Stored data
***

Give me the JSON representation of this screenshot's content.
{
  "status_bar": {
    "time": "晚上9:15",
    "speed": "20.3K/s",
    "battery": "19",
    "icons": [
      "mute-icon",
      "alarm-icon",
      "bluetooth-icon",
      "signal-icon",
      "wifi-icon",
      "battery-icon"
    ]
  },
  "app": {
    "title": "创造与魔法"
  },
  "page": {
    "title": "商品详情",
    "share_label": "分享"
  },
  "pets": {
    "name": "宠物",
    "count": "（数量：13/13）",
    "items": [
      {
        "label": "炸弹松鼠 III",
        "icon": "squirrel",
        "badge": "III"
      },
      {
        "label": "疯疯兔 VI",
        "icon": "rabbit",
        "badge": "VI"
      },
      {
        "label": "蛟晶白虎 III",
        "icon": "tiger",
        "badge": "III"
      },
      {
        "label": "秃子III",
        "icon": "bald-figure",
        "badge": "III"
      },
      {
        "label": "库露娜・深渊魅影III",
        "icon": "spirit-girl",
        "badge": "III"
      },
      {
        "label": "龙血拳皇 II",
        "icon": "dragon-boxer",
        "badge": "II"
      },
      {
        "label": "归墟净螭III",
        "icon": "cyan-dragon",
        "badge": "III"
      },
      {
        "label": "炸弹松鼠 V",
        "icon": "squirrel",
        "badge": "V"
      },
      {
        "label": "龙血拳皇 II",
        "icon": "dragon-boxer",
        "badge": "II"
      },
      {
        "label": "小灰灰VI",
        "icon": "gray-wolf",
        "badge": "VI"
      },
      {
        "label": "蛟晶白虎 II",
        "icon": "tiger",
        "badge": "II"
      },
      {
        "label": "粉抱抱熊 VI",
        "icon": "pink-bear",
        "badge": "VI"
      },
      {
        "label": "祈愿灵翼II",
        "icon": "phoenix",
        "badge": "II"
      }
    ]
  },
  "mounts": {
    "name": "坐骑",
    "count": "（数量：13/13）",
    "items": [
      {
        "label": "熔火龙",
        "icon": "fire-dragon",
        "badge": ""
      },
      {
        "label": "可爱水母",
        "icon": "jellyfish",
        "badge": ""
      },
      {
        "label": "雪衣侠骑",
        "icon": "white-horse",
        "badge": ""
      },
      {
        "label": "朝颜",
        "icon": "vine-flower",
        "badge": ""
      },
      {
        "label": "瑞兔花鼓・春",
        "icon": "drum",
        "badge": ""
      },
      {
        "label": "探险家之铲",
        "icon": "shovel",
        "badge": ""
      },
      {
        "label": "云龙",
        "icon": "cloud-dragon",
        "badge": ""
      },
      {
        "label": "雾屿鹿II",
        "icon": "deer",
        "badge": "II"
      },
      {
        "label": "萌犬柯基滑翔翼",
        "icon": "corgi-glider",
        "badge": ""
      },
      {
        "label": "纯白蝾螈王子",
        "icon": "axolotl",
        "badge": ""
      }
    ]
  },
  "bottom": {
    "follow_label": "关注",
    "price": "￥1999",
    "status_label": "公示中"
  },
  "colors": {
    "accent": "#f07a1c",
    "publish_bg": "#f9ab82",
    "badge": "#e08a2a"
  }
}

***

> [Task objective]: Every line holding "dragon" should be copied out.

> [Exercise result]:
        "icon": "dragon-boxer",
        "icon": "cyan-dragon",
        "icon": "dragon-boxer",
        "icon": "fire-dragon",
        "icon": "cloud-dragon",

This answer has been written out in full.